Compiti:
1. Rispondi alle seguenti domande sul brano su Merlino, una per riga:
(a) Quale concezione elaborò Malatesta negli anni conclusivi della sua vita?
(b) Quale caratteristica distingue il «gradualismo rivoluzionario» malatestiano?
(c) A chi, secondo il brano, Merlino può servire da utile riferimento?
2. Riproduci senza modifiche il passo del brano su Merlino che si apre con le parole contenenti "che segnava il" e si chiude con "per il presente.".

Articolo:

Per inciso, il «riformismo rivoluzionario» di Merlino esercitò probabilmente qualche influenza sulla
elaborazione
da parte di Malatesta, negli anni conclusivi della sua vita, di quella concezione del «gradualismo
rivoluzionario»
che segnava il superamento del precedente insurrezionalismo. L'unica differenza di rilievo, non di poco conto,
consiste nel fatto che il «gradualismo rivoluzionario» malatestiano rimarrà sempre rigorosamente
antiistituzionale. Le argomentazioni di Merlino, nel delineare il rapporto riforme-rivoluzione, sono spesso
di grande finezza. Certo,
non si può pretendere di trovare nelle sue pagine le risposte a tutti i problemi posti dalla lotta politica
e dalla
trasformazione della società. Egli tuttavia fornisce contributi e stimoli di grande rilievo, e soprattutto
indica il
terreno sul quale questi problemi possono trovare una soluzione razionale. In questo senso, Merlino è
uno dei
pochi pensatori della sua epoca ancora attuali, a cui i libertari possono fare utilmente riferimento per
l'elaborazione di una strategia valida per il presente.

Materiale:

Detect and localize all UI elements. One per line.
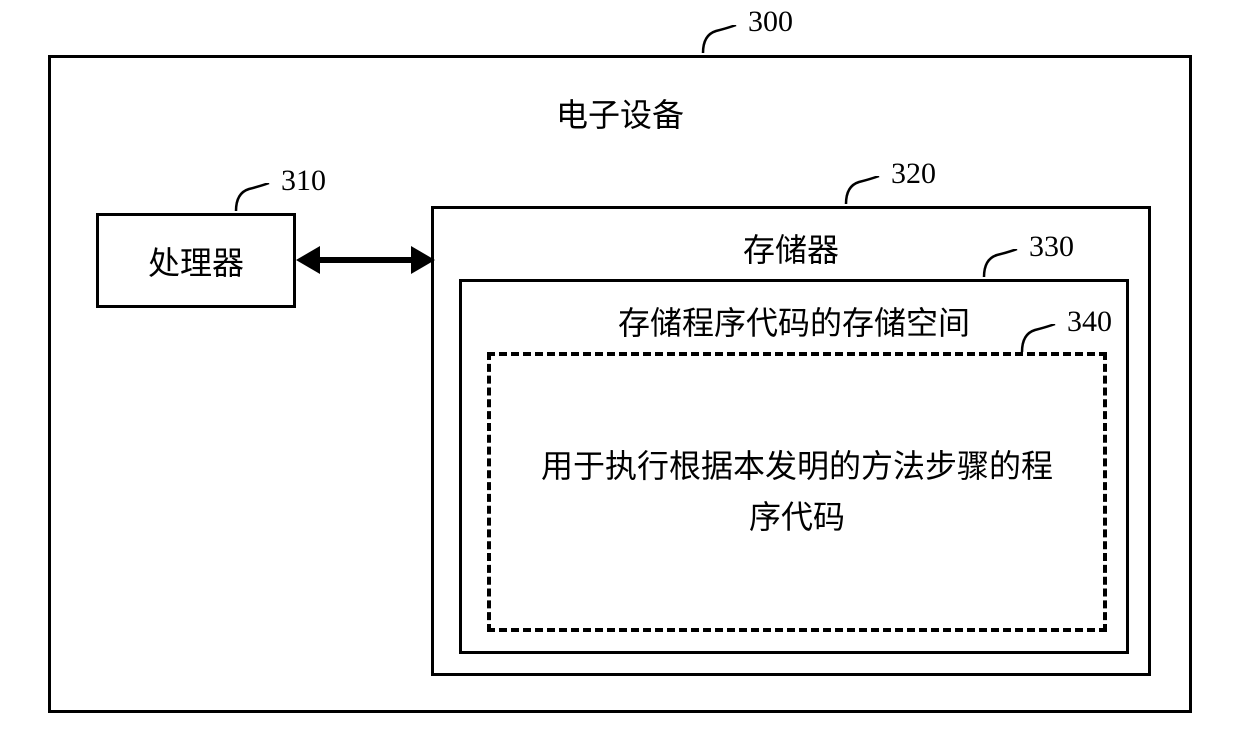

Soluzioni in ordine:
1.
(a) La concezione del «gradualismo rivoluzionario», che segnava il superamento del precedente insurrezionalismo.
(b) Il fatto di rimanere sempre rigorosamente antiistituzionale.
(c) Ai libertari, per l'elaborazione di una strategia valida per il presente.

2.
che segnava il superamento del precedente insurrezionalismo. L'unica differenza di rilievo, non di poco conto,
consiste nel fatto che il «gradualismo rivoluzionario» malatestiano rimarrà sempre rigorosamente
antiistituzionale. Le argomentazioni di Merlino, nel delineare il rapporto riforme-rivoluzione, sono spesso
di grande finezza. Certo,
non si può pretendere di trovare nelle sue pagine le risposte a tutti i problemi posti dalla lotta politica
e dalla
trasformazione della società. Egli tuttavia fornisce contributi e stimoli di grande rilievo, e soprattutto
indica il
terreno sul quale questi problemi possono trovare una soluzione razionale. In questo senso, Merlino è
uno dei
pochi pensatori della sua epoca ancora attuali, a cui i libertari possono fare utilmente riferimento per
l'elaborazione di una strategia valida per il presente.